BEGIN SUPPLIED INFORMATION

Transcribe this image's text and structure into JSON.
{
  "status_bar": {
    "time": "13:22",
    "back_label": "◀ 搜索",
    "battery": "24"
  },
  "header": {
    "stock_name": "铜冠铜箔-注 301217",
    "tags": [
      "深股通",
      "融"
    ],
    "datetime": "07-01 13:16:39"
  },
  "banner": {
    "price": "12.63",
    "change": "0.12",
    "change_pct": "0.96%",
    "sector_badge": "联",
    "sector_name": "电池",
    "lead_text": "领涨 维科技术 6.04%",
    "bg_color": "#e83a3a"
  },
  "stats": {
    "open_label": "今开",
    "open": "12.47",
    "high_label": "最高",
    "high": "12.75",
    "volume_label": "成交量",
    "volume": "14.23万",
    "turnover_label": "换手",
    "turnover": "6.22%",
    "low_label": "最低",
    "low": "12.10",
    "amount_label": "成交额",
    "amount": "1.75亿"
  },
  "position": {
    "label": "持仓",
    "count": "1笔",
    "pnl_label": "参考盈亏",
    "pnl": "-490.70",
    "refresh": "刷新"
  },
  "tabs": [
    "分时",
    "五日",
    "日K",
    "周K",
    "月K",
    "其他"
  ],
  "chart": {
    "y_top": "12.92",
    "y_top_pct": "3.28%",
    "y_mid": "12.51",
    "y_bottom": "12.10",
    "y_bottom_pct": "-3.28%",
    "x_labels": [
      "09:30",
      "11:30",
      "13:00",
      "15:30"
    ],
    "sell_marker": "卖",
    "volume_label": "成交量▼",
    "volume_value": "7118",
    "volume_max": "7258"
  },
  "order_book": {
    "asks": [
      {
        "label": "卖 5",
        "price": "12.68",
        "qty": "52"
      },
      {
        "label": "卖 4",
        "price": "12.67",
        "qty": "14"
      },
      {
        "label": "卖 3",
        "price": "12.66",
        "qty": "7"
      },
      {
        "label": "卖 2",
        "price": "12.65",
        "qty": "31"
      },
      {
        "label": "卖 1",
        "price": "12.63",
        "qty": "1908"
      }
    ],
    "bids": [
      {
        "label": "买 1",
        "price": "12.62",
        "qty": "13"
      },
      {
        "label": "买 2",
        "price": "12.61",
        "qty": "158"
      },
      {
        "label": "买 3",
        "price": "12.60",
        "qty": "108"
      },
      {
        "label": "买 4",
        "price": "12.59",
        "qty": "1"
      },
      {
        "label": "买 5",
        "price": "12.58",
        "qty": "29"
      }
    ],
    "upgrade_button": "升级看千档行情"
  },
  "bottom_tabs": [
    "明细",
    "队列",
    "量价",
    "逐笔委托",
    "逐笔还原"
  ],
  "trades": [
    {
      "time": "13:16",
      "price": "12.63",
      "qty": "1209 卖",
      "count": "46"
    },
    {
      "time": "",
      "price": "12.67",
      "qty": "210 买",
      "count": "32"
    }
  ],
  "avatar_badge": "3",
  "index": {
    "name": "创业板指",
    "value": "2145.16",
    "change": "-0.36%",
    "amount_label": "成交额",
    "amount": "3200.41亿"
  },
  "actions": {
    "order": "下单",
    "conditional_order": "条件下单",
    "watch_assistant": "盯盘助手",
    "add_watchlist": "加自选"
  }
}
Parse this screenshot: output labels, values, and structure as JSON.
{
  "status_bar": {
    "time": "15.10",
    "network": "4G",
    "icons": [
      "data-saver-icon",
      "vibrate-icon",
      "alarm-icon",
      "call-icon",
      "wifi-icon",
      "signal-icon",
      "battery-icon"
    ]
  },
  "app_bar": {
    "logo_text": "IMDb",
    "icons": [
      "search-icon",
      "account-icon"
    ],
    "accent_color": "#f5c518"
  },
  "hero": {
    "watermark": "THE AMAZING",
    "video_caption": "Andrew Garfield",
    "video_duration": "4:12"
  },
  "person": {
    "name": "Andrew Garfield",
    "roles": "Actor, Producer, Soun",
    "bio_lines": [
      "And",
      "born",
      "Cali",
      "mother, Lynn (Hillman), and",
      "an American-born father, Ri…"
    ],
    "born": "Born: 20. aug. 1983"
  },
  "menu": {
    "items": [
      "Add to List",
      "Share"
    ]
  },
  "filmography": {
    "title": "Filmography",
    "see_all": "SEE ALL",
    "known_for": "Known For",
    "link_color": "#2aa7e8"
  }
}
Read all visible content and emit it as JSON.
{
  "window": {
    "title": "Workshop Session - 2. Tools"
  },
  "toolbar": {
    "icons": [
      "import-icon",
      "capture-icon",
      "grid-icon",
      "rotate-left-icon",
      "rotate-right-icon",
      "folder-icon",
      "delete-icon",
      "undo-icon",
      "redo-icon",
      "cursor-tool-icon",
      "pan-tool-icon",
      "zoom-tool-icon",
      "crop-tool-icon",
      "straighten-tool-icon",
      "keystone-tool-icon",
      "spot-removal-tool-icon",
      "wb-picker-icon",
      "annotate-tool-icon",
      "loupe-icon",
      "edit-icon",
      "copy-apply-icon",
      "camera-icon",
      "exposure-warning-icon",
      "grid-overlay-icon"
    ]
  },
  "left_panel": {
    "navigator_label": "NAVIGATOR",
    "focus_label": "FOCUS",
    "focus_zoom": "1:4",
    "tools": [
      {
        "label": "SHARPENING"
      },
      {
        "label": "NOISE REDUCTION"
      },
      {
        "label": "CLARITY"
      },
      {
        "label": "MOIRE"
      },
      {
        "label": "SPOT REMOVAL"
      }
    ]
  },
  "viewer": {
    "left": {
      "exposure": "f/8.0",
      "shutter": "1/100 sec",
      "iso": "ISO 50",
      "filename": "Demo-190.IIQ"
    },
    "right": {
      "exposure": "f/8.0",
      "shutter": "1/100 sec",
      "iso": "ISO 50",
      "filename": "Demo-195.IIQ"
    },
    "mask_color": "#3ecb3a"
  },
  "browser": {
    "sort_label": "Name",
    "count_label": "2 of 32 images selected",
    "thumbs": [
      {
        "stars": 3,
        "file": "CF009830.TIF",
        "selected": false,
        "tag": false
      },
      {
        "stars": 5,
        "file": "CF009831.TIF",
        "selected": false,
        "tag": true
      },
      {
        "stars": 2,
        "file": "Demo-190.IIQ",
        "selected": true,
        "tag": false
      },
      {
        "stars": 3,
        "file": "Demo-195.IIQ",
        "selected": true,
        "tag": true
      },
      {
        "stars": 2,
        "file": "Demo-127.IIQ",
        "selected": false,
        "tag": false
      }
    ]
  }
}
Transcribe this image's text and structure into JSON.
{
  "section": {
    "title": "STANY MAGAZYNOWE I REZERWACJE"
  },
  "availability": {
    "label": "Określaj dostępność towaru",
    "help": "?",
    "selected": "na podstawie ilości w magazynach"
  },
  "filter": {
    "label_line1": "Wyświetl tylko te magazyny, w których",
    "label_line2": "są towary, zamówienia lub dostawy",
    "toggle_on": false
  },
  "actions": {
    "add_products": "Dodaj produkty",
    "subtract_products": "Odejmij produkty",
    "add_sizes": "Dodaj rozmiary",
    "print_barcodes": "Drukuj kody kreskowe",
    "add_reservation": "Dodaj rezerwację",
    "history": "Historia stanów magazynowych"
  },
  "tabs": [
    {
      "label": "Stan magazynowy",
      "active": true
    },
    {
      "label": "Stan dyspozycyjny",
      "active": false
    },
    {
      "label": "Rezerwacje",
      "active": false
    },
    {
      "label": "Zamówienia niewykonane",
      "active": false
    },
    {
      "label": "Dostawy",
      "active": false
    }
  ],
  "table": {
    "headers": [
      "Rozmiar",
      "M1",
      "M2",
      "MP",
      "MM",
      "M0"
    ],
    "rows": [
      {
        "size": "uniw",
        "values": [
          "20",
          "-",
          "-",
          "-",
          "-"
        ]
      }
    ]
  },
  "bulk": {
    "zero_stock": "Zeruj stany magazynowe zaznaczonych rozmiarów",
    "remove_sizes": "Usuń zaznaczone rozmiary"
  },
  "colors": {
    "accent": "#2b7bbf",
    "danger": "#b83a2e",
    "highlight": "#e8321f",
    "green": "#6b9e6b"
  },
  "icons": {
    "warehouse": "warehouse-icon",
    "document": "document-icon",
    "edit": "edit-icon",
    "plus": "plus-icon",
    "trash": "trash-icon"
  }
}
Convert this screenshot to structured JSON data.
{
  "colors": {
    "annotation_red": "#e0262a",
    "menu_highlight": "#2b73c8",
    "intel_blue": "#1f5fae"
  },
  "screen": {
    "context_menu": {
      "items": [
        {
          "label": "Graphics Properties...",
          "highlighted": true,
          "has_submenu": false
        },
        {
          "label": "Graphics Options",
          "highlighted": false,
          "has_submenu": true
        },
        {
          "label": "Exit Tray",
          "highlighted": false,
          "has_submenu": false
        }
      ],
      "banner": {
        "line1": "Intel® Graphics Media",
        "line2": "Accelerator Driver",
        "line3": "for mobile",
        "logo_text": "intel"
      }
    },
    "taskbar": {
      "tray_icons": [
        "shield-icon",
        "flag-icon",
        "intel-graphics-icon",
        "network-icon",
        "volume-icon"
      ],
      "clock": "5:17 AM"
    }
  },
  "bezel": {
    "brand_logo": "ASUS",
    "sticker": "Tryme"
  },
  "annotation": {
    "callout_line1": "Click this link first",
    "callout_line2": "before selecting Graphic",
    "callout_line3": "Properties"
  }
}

END SUPPLIED INFORMATION

* _WHAT IS REQUIRED_: Through the last line of the entries above, beginning at the line containing "Convert this screenshot", transcribe each line exactly, both ends included and nothing more.

* _OUTPUT OF THE TASK_:
Convert this screenshot to structured JSON data.
{
  "colors": {
    "annotation_red": "#e0262a",
    "menu_highlight": "#2b73c8",
    "intel_blue": "#1f5fae"
  },
  "screen": {
    "context_menu": {
      "items": [
        {
          "label": "Graphics Properties...",
          "highlighted": true,
          "has_submenu": false
        },
        {
          "label": "Graphics Options",
          "highlighted": false,
          "has_submenu": true
        },
        {
          "label": "Exit Tray",
          "highlighted": false,
          "has_submenu": false
        }
      ],
      "banner": {
        "line1": "Intel® Graphics Media",
        "line2": "Accelerator Driver",
        "line3": "for mobile",
        "logo_text": "intel"
      }
    },
    "taskbar": {
      "tray_icons": [
        "shield-icon",
        "flag-icon",
        "intel-graphics-icon",
        "network-icon",
        "volume-icon"
      ],
      "clock": "5:17 AM"
    }
  },
  "bezel": {
    "brand_logo": "ASUS",
    "sticker": "Tryme"
  },
  "annotation": {
    "callout_line1": "Click this link first",
    "callout_line2": "before selecting Graphic",
    "callout_line3": "Properties"
  }
}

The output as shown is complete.